### WHAT IS NEEDED
Gather every line that includes the word "được", please.

### DATASET EXTRACT
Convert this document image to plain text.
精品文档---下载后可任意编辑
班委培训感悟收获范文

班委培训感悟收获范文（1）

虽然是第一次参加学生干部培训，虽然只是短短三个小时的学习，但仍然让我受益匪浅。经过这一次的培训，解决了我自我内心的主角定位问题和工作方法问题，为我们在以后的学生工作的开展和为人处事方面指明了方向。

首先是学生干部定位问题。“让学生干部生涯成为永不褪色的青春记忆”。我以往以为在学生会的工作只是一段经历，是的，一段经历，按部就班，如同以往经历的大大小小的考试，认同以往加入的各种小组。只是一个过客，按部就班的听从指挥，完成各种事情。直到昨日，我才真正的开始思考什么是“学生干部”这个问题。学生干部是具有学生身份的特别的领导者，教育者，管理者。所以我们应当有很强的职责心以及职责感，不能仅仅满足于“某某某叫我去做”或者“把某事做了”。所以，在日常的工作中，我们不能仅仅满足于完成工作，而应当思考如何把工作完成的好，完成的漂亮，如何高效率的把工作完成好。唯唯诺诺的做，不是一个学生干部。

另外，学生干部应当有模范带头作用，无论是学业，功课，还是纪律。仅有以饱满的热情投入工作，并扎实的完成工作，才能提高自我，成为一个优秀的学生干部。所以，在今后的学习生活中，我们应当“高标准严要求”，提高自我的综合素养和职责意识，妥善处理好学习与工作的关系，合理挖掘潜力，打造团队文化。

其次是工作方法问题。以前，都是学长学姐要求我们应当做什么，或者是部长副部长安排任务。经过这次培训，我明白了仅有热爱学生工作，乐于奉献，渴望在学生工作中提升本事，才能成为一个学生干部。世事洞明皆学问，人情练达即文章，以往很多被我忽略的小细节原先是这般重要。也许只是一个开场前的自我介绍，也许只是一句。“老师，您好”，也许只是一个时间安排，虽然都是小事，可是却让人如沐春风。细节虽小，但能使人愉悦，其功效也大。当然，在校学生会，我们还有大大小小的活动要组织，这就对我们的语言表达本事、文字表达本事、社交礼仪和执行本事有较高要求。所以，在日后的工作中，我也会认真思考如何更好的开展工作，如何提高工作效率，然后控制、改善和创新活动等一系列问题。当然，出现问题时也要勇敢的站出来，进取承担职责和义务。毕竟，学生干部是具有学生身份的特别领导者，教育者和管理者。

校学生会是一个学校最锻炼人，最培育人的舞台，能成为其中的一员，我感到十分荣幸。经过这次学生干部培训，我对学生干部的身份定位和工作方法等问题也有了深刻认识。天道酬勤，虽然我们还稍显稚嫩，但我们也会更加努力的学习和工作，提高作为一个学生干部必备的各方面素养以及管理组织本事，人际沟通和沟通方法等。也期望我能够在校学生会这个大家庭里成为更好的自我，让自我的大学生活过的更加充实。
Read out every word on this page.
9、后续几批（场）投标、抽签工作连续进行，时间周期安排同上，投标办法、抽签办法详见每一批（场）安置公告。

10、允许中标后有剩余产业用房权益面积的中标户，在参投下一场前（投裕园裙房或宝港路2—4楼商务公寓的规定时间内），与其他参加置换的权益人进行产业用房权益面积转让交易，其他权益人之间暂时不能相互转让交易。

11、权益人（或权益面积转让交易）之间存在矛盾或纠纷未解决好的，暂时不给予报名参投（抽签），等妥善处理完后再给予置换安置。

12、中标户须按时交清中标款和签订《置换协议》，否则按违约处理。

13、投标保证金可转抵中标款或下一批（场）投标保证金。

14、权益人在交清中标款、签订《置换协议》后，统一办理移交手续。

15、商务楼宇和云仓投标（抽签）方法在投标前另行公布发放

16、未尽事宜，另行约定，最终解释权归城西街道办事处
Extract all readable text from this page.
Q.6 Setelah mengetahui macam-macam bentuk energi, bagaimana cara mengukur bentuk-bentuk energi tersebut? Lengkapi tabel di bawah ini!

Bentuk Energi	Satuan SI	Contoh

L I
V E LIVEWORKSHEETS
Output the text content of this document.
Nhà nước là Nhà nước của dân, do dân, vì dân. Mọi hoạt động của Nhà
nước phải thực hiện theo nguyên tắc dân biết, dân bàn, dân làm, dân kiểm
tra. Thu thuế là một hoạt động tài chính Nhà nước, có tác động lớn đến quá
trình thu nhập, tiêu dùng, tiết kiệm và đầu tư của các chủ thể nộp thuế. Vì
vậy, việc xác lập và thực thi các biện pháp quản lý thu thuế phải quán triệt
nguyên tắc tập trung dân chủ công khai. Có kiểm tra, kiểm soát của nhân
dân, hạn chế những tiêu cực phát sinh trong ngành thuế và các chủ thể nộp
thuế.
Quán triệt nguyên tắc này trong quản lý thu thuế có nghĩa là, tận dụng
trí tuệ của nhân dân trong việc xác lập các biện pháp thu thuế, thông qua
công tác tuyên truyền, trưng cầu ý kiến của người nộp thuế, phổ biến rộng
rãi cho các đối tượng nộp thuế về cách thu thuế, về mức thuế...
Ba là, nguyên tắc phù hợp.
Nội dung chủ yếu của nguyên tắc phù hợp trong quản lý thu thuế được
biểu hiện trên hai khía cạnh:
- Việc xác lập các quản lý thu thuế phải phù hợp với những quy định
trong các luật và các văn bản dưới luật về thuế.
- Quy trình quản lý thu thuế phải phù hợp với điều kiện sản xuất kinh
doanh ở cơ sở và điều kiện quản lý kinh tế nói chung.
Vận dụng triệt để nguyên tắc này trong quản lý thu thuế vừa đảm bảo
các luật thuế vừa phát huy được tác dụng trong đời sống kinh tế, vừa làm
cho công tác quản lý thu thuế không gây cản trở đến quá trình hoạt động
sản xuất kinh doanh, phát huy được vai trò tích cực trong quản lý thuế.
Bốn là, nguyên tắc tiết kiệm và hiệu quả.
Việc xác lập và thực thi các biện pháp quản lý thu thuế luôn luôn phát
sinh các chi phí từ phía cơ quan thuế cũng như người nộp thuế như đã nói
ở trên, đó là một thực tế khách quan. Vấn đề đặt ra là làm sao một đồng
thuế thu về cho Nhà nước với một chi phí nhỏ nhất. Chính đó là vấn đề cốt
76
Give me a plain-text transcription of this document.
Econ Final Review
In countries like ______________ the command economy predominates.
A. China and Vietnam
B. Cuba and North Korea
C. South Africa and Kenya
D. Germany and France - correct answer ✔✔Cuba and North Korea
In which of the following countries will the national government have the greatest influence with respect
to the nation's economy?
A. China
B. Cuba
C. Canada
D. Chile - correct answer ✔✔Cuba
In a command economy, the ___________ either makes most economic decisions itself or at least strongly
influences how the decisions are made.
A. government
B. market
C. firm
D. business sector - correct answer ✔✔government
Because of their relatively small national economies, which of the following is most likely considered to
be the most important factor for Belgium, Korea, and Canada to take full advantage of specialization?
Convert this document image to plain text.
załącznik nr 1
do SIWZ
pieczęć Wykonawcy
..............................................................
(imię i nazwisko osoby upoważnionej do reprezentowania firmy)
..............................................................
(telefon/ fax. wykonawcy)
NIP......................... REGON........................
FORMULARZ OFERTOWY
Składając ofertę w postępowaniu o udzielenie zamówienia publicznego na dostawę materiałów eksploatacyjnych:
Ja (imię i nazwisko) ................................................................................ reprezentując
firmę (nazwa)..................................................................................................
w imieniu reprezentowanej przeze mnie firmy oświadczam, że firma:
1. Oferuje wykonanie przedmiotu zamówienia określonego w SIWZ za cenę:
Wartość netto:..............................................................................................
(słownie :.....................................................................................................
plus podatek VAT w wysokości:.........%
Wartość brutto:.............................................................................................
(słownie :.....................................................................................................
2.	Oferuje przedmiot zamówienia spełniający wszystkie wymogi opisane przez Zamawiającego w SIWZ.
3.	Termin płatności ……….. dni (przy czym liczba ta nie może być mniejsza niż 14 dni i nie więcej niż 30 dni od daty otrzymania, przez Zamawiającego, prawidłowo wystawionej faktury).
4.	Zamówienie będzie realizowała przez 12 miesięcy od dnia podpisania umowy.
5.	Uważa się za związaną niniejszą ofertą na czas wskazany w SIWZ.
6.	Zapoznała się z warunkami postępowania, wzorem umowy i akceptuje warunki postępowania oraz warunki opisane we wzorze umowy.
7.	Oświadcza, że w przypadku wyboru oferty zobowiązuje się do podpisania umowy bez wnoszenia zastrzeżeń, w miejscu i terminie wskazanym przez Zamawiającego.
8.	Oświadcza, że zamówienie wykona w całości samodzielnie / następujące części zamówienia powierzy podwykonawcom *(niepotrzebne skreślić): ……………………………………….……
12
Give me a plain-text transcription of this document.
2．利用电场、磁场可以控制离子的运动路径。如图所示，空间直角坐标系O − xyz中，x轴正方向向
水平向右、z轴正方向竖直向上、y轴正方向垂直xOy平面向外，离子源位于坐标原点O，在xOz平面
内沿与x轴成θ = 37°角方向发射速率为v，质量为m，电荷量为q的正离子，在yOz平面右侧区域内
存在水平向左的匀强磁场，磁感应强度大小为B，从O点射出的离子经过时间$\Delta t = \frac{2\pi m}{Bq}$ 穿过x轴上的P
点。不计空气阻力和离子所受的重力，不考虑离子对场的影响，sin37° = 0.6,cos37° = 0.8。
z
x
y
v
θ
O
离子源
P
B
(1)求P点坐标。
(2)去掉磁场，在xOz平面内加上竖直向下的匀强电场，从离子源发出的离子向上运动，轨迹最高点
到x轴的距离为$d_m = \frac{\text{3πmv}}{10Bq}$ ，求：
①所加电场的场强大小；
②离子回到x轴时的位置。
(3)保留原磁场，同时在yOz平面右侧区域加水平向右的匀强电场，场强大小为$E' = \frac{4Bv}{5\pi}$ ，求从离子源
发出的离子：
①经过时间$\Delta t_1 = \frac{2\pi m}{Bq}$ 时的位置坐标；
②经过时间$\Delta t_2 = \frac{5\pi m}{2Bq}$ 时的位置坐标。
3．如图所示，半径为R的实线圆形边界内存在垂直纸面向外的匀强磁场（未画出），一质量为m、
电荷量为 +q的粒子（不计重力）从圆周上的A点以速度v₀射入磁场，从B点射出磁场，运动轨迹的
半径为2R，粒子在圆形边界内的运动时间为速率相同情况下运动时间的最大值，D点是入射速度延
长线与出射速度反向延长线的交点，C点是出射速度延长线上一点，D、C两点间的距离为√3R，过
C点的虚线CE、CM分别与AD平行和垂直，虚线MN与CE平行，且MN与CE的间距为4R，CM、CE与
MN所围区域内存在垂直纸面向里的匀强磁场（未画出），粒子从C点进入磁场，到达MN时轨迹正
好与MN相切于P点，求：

### ANSWER TO THE TASK
Nội dung chủ yếu của nguyên tắc phù hợp trong quản lý thu thuế được
các luật thuế vừa phát huy được tác dụng trong đời sống kinh tế, vừa làm
sản xuất kinh doanh, phát huy được vai trò tích cực trong quản lý thuế.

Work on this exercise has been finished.